▸ What you are asked to do: Count every line below in which "that" occurs, then give only the count.

▸ Supplied records:

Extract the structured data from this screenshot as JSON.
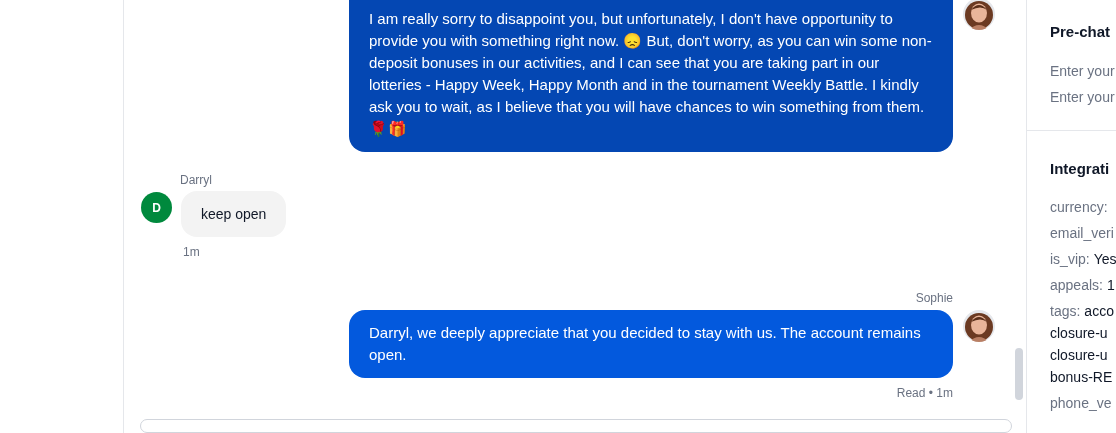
{
  "messages": [
    {
      "kind": "agent",
      "text": "I am really sorry to disappoint you, but unfortunately, I don't have opportunity to provide you with something right now. 😞 But, don't worry, as you can win some non-deposit bonuses in our activities, and I can see that you are taking part in our lotteries - Happy Week, Happy Month and in the tournament Weekly Battle. I kindly ask you to wait, as I believe that you will have chances to win something from them. 🌹🎁"
    },
    {
      "kind": "customer",
      "author": "Darryl",
      "initial": "D",
      "text": "keep open",
      "meta": "1m"
    },
    {
      "kind": "agent",
      "author": "Sophie",
      "text": "Darryl, we deeply appreciate that you decided to stay with us. The account remains open.",
      "meta": "Read • 1m"
    }
  ],
  "side_panel": {
    "sections": [
      {
        "title": "Pre-chat",
        "rows": [
          {
            "label": "Enter your"
          },
          {
            "label": "Enter your"
          }
        ]
      },
      {
        "title": "Integrati",
        "rows": [
          {
            "label": "currency:"
          },
          {
            "label": "email_veri"
          },
          {
            "label": "is_vip:",
            "value": "Yes"
          },
          {
            "label": "appeals:",
            "value": "1"
          },
          {
            "label": "tags:",
            "value": "acco",
            "more": [
              "closure-u",
              "closure-u",
              "bonus-RE"
            ]
          },
          {
            "label": "phone_ve"
          }
        ]
      }
    ]
  }
}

▸ Final answer: 2